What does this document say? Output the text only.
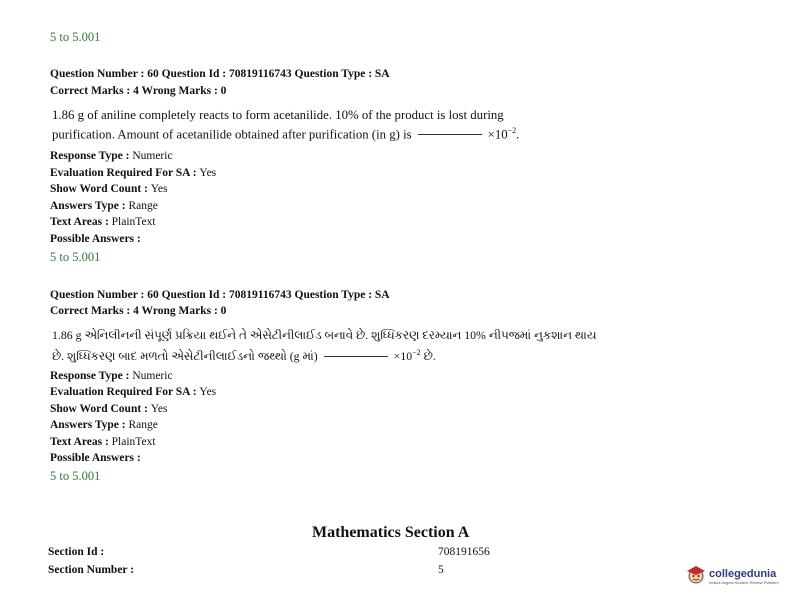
5 to 5.001
Question Number : 60 Question Id : 70819116743 Question Type : SA
Correct Marks : 4 Wrong Marks : 0
1.86 g of aniline completely reacts to form acetanilide. 10% of the product is lost during
purification. Amount of acetanilide obtained after purification (in g) is	$\times 10^{-2}$.
Response Type : Numeric
Evaluation Required For SA : Yes
Show Word Count : Yes
Answers Type : Range
Text Areas : PlainText
Possible Answers :
5 to 5.001
Question Number : 60 Question Id : 70819116743 Question Type : SA
Correct Marks : 4 Wrong Marks : 0
1.86 g એનિલીનની સંપૂર્ણ પ્રક્રિયા થઈને તે એસેટીનીલાઈડ બનાવે છે. શુધ્ધિકરણ દરમ્યાન 10% નીપજમાં નુકશાન થાય
છે. શુધ્ધિકરણ બાદ મળતો એસેટીનીલાઈડનો જથ્થો (g માં)	$\times 10^{-2}$ છે.
Response Type : Numeric
Evaluation Required For SA : Yes
Show Word Count : Yes
Answers Type : Range
Text Areas : PlainText
Possible Answers :
5 to 5.001
Mathematics Section A
Section Id :	708191656
Section Number :	5	collegedunia
India's largest Student Review Platform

[TASK STATEMENT] Leaving out the pictures, repeat the data above exactly.

[RESULT OF THE EXERCISE]
What does this document say? Output the text only.
5 to 5.001
Question Number : 60 Question Id : 70819116743 Question Type : SA
Correct Marks : 4 Wrong Marks : 0
1.86 g of aniline completely reacts to form acetanilide. 10% of the product is lost during
purification. Amount of acetanilide obtained after purification (in g) is	$\times 10^{-2}$.
Response Type : Numeric
Evaluation Required For SA : Yes
Show Word Count : Yes
Answers Type : Range
Text Areas : PlainText
Possible Answers :
5 to 5.001
Question Number : 60 Question Id : 70819116743 Question Type : SA
Correct Marks : 4 Wrong Marks : 0
1.86 g એનિલીનની સંપૂર્ણ પ્રક્રિયા થઈને તે એસેટીનીલાઈડ બનાવે છે. શુધ્ધિકરણ દરમ્યાન 10% નીપજમાં નુકશાન થાય
છે. શુધ્ધિકરણ બાદ મળતો એસેટીનીલાઈડનો જથ્થો (g માં)	$\times 10^{-2}$ છે.
Response Type : Numeric
Evaluation Required For SA : Yes
Show Word Count : Yes
Answers Type : Range
Text Areas : PlainText
Possible Answers :
5 to 5.001
Mathematics Section A
Section Id :	708191656
Section Number :	5	collegedunia
India's largest Student Review Platform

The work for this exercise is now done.